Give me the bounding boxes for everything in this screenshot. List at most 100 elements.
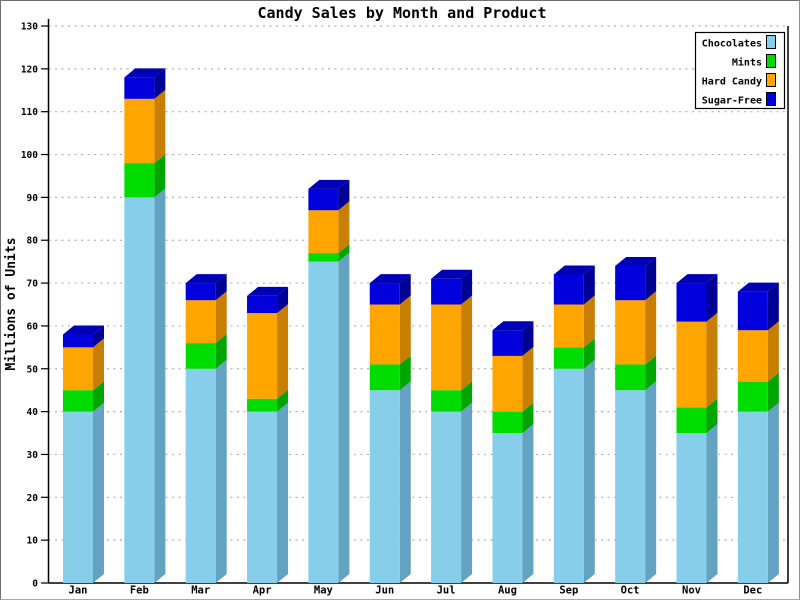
legend-item-sugar-free: Sugar-Free: [702, 92, 776, 107]
bar-segment-side: [706, 398, 718, 434]
legend-swatch: [766, 73, 776, 87]
bar-segment-side: [399, 295, 411, 365]
bar-segment-side: [338, 252, 350, 583]
bar-segment-top: [308, 179, 350, 189]
bar-segment-side: [767, 372, 779, 412]
bar-segment: [308, 261, 339, 583]
bar-segment: [124, 197, 155, 583]
x-tick-label: Feb: [130, 585, 149, 597]
legend-swatch: [766, 54, 776, 68]
bar-segment: [676, 321, 707, 408]
bar-segment-side: [461, 381, 473, 412]
x-tick-label: Jul: [437, 585, 456, 597]
x-axis-labels: Jan Feb Mar Apr May Jun Jul Aug Sep Oct Nov Dec: [69, 585, 763, 597]
bar-segment: [124, 98, 155, 164]
legend-label: Mints: [732, 57, 762, 69]
bar-segment: [247, 313, 278, 399]
bar-segment: [63, 390, 93, 412]
bar-segment: [431, 278, 462, 305]
bar-segment-top: [369, 274, 411, 284]
bar-dec: [737, 282, 779, 583]
bar-segment-top: [124, 68, 166, 78]
bar-segment: [308, 188, 339, 211]
legend-item-mints: Mints: [732, 54, 776, 69]
bar-segment: [492, 330, 523, 356]
bar-segment: [247, 398, 278, 412]
bar-segment-top: [492, 321, 534, 331]
x-tick-label: Jun: [375, 585, 394, 597]
bar-segment: [124, 163, 155, 198]
bar-segment: [553, 274, 584, 305]
bar-segment: [492, 433, 523, 583]
bar-segment: [553, 368, 584, 583]
bar-segment-side: [154, 68, 166, 99]
bar-segment-side: [767, 321, 779, 382]
y-axis-title: Millions of Units: [4, 237, 19, 370]
bar-segment-side: [338, 179, 350, 211]
x-tick-label: Dec: [743, 585, 762, 597]
bar-segment: [369, 283, 400, 305]
bar-segment: [615, 390, 646, 583]
bar-segment-top: [185, 274, 227, 284]
bar-segment-side: [154, 188, 166, 583]
y-tick-label: 80: [27, 236, 39, 247]
bar-segment-side: [399, 355, 411, 391]
bar-segment-side: [277, 402, 289, 583]
bar-segment-top: [615, 256, 657, 266]
bar-segment: [369, 304, 400, 365]
x-tick-label: Apr: [253, 585, 272, 597]
bar-oct: [615, 256, 657, 583]
bar-segment-side: [215, 334, 227, 369]
bar-segment-side: [154, 154, 166, 198]
bar-jun: [369, 274, 411, 583]
bar-segment: [676, 407, 707, 434]
bar-may: [308, 179, 350, 583]
y-tick-label: 90: [27, 193, 39, 204]
bar-segment-side: [583, 295, 595, 348]
bar-segment-side: [645, 256, 657, 301]
bar-segment-side: [706, 312, 718, 408]
bar-segment: [124, 77, 155, 99]
bar-segment: [615, 300, 646, 365]
bar-segment: [615, 364, 646, 391]
bar-segment-side: [215, 359, 227, 583]
legend-label: Sugar-Free: [702, 96, 762, 107]
x-tick-label: Mar: [191, 585, 210, 597]
legend-swatch: [766, 35, 776, 49]
bars: [63, 68, 779, 583]
bar-segment: [369, 364, 400, 391]
bar-segment-side: [277, 286, 289, 314]
bar-segment-side: [399, 274, 411, 305]
bar-jul: [431, 269, 473, 583]
bar-segment-top: [676, 274, 718, 284]
bar-segment: [737, 411, 768, 583]
bar-sep: [553, 265, 595, 583]
bar-segment: [247, 295, 278, 314]
bar-segment-side: [522, 402, 534, 434]
y-axis-ticks: 0 10 20 30 40 50 60 70 80 90 100 110 120 130: [21, 22, 49, 590]
x-tick-label: May: [314, 585, 334, 597]
bar-segment: [676, 433, 707, 583]
bar-feb: [124, 68, 166, 583]
bar-apr: [247, 286, 289, 583]
bar-segment-side: [767, 282, 779, 331]
bar-jan: [63, 325, 104, 583]
bar-segment: [492, 355, 523, 412]
bar-aug: [492, 321, 534, 583]
bar-segment-top: [247, 286, 289, 296]
legend-label: Hard Candy: [702, 77, 762, 88]
y-tick-label: 50: [27, 364, 39, 375]
legend-item-hard-candy: Hard Candy: [702, 73, 776, 88]
bar-segment-side: [399, 381, 411, 583]
bar-segment: [185, 300, 216, 344]
bar-segment: [492, 411, 523, 434]
bar-segment-side: [93, 381, 104, 412]
x-tick-label: Nov: [682, 585, 701, 597]
x-tick-label: Oct: [621, 585, 640, 597]
bar-segment: [553, 304, 584, 348]
x-tick-label: Sep: [559, 585, 578, 597]
bar-segment-side: [215, 274, 227, 301]
bar-segment-top: [431, 269, 473, 279]
bar-segment: [737, 330, 768, 382]
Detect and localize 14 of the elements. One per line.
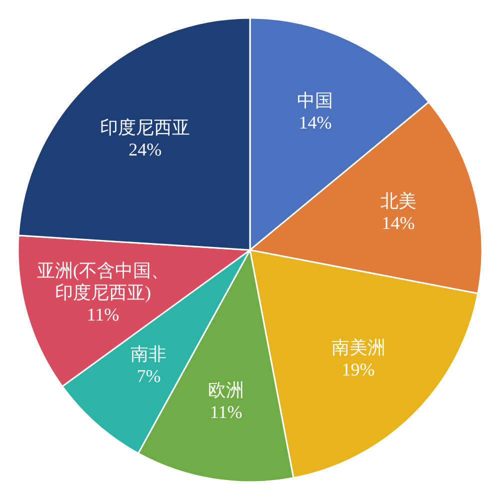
slice-label: 南美洲	[331, 337, 386, 358]
slice-label: 印度尼西亚	[100, 117, 190, 138]
data-label: 14%	[382, 212, 415, 233]
slice-label: 北美	[380, 190, 416, 211]
slice-label: 南非	[130, 344, 167, 364]
data-label: 19%	[342, 359, 375, 380]
slice-label: 亚洲(不含中国、印度尼西亚)	[36, 260, 169, 303]
data-label: 11%	[86, 304, 120, 325]
data-label: 14%	[298, 112, 332, 132]
data-label: 7%	[136, 366, 161, 386]
data-label: 24%	[128, 139, 162, 160]
data-label: 11%	[210, 402, 242, 422]
slice-label: 欧洲	[208, 380, 244, 400]
slice-label: 中国	[297, 90, 334, 110]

------------

EXERCISE GOAL => Set out every line of the entries above as a single numbered list, dropping blank lines and leaving out the pictures.

TASK RESULT =>
1. Give me the bounding boxes for everything in this screenshot. List at most 100 elements.
2. legend-item-sugar-free: Sugar-Free: [702, 92, 776, 107]
3. bar-segment-side: [706, 398, 718, 434]
4. legend-swatch: [766, 73, 776, 87]
5. bar-segment-side: [399, 295, 411, 365]
6. bar-segment-side: [338, 252, 350, 583]
7. bar-segment-top: [308, 179, 350, 189]
8. bar-segment-side: [767, 372, 779, 412]
9. bar-segment: [308, 261, 339, 583]
10. bar-segment: [124, 197, 155, 583]
11. x-tick-label: Feb: [130, 585, 149, 597]
12. legend-swatch: [766, 54, 776, 68]
13. bar-segment: [676, 321, 707, 408]
14. bar-segment-side: [461, 381, 473, 412]
15. x-tick-label: Jul: [437, 585, 456, 597]
16. x-axis-labels: Jan Feb Mar Apr May Jun Jul Aug Sep Oct Nov Dec: [69, 585, 763, 597]
17. bar-segment: [124, 98, 155, 164]
18. legend-label: Mints: [732, 57, 762, 69]
19. bar-segment: [247, 313, 278, 399]
20. bar-segment: [63, 390, 93, 412]
21. bar-segment: [431, 278, 462, 305]
22. bar-segment-top: [369, 274, 411, 284]
23. bar-dec: [737, 282, 779, 583]
24. bar-segment-top: [124, 68, 166, 78]
25. bar-segment: [308, 188, 339, 211]
26. legend-item-mints: Mints: [732, 54, 776, 69]
27. bar-segment: [492, 330, 523, 356]
28. bar-segment: [247, 398, 278, 412]
29. bar-segment-top: [492, 321, 534, 331]
30. x-tick-label: Jun: [375, 585, 394, 597]
31. bar-segment: [124, 163, 155, 198]
32. bar-segment: [553, 274, 584, 305]
33. bar-segment: [492, 433, 523, 583]
34. bar-segment: [553, 368, 584, 583]
35. bar-segment-side: [154, 68, 166, 99]
36. bar-segment-side: [767, 321, 779, 382]
37. y-axis-title: Millions of Units: [4, 237, 19, 370]
38. bar-segment-side: [338, 179, 350, 211]
39. x-tick-label: Dec: [743, 585, 762, 597]
40. bar-segment: [369, 283, 400, 305]
41. bar-segment: [615, 390, 646, 583]
42. bar-segment-top: [185, 274, 227, 284]
43. bar-segment-side: [154, 188, 166, 583]
44. y-tick-label: 80: [27, 236, 39, 247]
45. bar-segment-side: [399, 355, 411, 391]
46. bar-segment-side: [277, 402, 289, 583]
47. bar-segment-top: [615, 256, 657, 266]
48. bar-segment: [369, 304, 400, 365]
49. x-tick-label: Apr: [253, 585, 272, 597]
50. bar-oct: [615, 256, 657, 583]
51. bar-segment-side: [215, 334, 227, 369]
52. bar-segment-side: [154, 154, 166, 198]
53. bar-jun: [369, 274, 411, 583]
54. bar-segment: [676, 407, 707, 434]
55. bar-may: [308, 179, 350, 583]
56. y-tick-label: 90: [27, 193, 39, 204]
57. bar-segment-side: [583, 295, 595, 348]
58. bar-segment-side: [645, 256, 657, 301]
59. bar-segment-side: [706, 312, 718, 408]
60. bar-segment: [124, 77, 155, 99]
61. bar-segment: [615, 300, 646, 365]
62. bar-segment: [615, 364, 646, 391]
63. bar-segment-side: [215, 359, 227, 583]
64. legend-label: Sugar-Free: [702, 96, 762, 107]
65. x-tick-label: Mar: [191, 585, 210, 597]
66. legend-swatch: [766, 35, 776, 49]
67. bars: [63, 68, 779, 583]
68. bar-segment: [369, 364, 400, 391]
69. bar-segment-side: [277, 286, 289, 314]
70. bar-segment-side: [399, 274, 411, 305]
71. bar-jul: [431, 269, 473, 583]
72. bar-segment-top: [676, 274, 718, 284]
73. bar-segment: [737, 411, 768, 583]
74. bar-sep: [553, 265, 595, 583]
75. bar-segment: [247, 295, 278, 314]
76. bar-segment-side: [522, 402, 534, 434]
77. y-axis-ticks: 0 10 20 30 40 50 60 70 80 90 100 110 120 130: [21, 22, 49, 590]
78. x-tick-label: May: [314, 585, 334, 597]
79. bar-segment: [676, 433, 707, 583]
80. bar-feb: [124, 68, 166, 583]
81. bar-apr: [247, 286, 289, 583]
82. bar-segment-side: [767, 282, 779, 331]
83. bar-jan: [63, 325, 104, 583]
84. bar-segment: [492, 355, 523, 412]
85. bar-aug: [492, 321, 534, 583]
86. bar-segment-top: [247, 286, 289, 296]
87. legend-label: Hard Candy: [702, 77, 762, 88]
88. y-tick-label: 50: [27, 364, 39, 375]
89. legend-item-hard-candy: Hard Candy: [702, 73, 776, 88]
90. bar-segment-side: [399, 381, 411, 583]
91. bar-segment: [185, 300, 216, 344]
92. bar-segment: [492, 411, 523, 434]
93. bar-segment-side: [93, 381, 104, 412]
94. x-tick-label: Nov: [682, 585, 701, 597]
95. x-tick-label: Oct: [621, 585, 640, 597]
96. bar-segment: [553, 304, 584, 348]
97. x-tick-label: Sep: [559, 585, 578, 597]
98. bar-segment-side: [215, 274, 227, 301]
99. bar-segment-top: [431, 269, 473, 279]
100. bar-segment: [737, 330, 768, 382]
101. Detect and localize 14 of the elements. One per line.
102. slice-label: 南美洲	[331, 337, 386, 358]
103. slice-label: 印度尼西亚	[100, 117, 190, 138]
104. data-label: 14%	[382, 212, 415, 233]
105. slice-label: 北美	[380, 190, 416, 211]
106. slice-label: 南非	[130, 344, 167, 364]
107. data-label: 19%	[342, 359, 375, 380]
108. slice-label: 亚洲(不含中国、印度尼西亚)	[36, 260, 169, 303]
109. data-label: 11%	[86, 304, 120, 325]
110. data-label: 14%	[298, 112, 332, 132]
111. data-label: 7%	[136, 366, 161, 386]
112. data-label: 24%	[128, 139, 162, 160]
113. data-label: 11%	[210, 402, 242, 422]
114. slice-label: 欧洲	[208, 380, 244, 400]
115. slice-label: 中国	[297, 90, 334, 110]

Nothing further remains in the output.